## Start
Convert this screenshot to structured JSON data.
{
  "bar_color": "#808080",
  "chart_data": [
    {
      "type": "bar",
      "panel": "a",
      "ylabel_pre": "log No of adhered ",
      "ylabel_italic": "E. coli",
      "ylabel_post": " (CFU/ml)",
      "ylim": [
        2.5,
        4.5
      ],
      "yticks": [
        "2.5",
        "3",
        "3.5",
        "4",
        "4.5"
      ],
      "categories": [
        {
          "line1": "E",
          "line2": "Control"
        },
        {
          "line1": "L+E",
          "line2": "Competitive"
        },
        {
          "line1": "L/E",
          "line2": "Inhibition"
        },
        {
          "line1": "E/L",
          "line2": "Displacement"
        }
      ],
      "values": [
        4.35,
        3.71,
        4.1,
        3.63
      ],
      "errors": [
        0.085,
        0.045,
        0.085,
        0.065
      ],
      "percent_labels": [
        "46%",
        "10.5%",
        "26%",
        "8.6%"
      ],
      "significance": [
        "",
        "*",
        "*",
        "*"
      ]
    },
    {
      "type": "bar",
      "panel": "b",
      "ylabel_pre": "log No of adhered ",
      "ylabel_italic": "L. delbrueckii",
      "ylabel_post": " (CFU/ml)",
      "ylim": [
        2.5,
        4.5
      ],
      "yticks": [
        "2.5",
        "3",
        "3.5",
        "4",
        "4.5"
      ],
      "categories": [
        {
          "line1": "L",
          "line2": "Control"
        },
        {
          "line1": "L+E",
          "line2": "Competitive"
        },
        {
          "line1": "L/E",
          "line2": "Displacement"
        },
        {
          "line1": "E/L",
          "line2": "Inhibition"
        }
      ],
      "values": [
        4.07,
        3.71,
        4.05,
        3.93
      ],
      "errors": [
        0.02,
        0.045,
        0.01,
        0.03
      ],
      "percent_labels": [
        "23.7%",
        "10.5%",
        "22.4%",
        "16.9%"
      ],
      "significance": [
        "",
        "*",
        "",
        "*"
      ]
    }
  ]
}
## End
__EXERCISE OBJECTIVE__: Please return the data above exactly as given.

__TASK RESULT__:
Convert this screenshot to structured JSON data.
{
  "bar_color": "#808080",
  "chart_data": [
    {
      "type": "bar",
      "panel": "a",
      "ylabel_pre": "log No of adhered ",
      "ylabel_italic": "E. coli",
      "ylabel_post": " (CFU/ml)",
      "ylim": [
        2.5,
        4.5
      ],
      "yticks": [
        "2.5",
        "3",
        "3.5",
        "4",
        "4.5"
      ],
      "categories": [
        {
          "line1": "E",
          "line2": "Control"
        },
        {
          "line1": "L+E",
          "line2": "Competitive"
        },
        {
          "line1": "L/E",
          "line2": "Inhibition"
        },
        {
          "line1": "E/L",
          "line2": "Displacement"
        }
      ],
      "values": [
        4.35,
        3.71,
        4.1,
        3.63
      ],
      "errors": [
        0.085,
        0.045,
        0.085,
        0.065
      ],
      "percent_labels": [
        "46%",
        "10.5%",
        "26%",
        "8.6%"
      ],
      "significance": [
        "",
        "*",
        "*",
        "*"
      ]
    },
    {
      "type": "bar",
      "panel": "b",
      "ylabel_pre": "log No of adhered ",
      "ylabel_italic": "L. delbrueckii",
      "ylabel_post": " (CFU/ml)",
      "ylim": [
        2.5,
        4.5
      ],
      "yticks": [
        "2.5",
        "3",
        "3.5",
        "4",
        "4.5"
      ],
      "categories": [
        {
          "line1": "L",
          "line2": "Control"
        },
        {
          "line1": "L+E",
          "line2": "Competitive"
        },
        {
          "line1": "L/E",
          "line2": "Displacement"
        },
        {
          "line1": "E/L",
          "line2": "Inhibition"
        }
      ],
      "values": [
        4.07,
        3.71,
        4.05,
        3.93
      ],
      "errors": [
        0.02,
        0.045,
        0.01,
        0.03
      ],
      "percent_labels": [
        "23.7%",
        "10.5%",
        "22.4%",
        "16.9%"
      ],
      "significance": [
        "",
        "*",
        "",
        "*"
      ]
    }
  ]
}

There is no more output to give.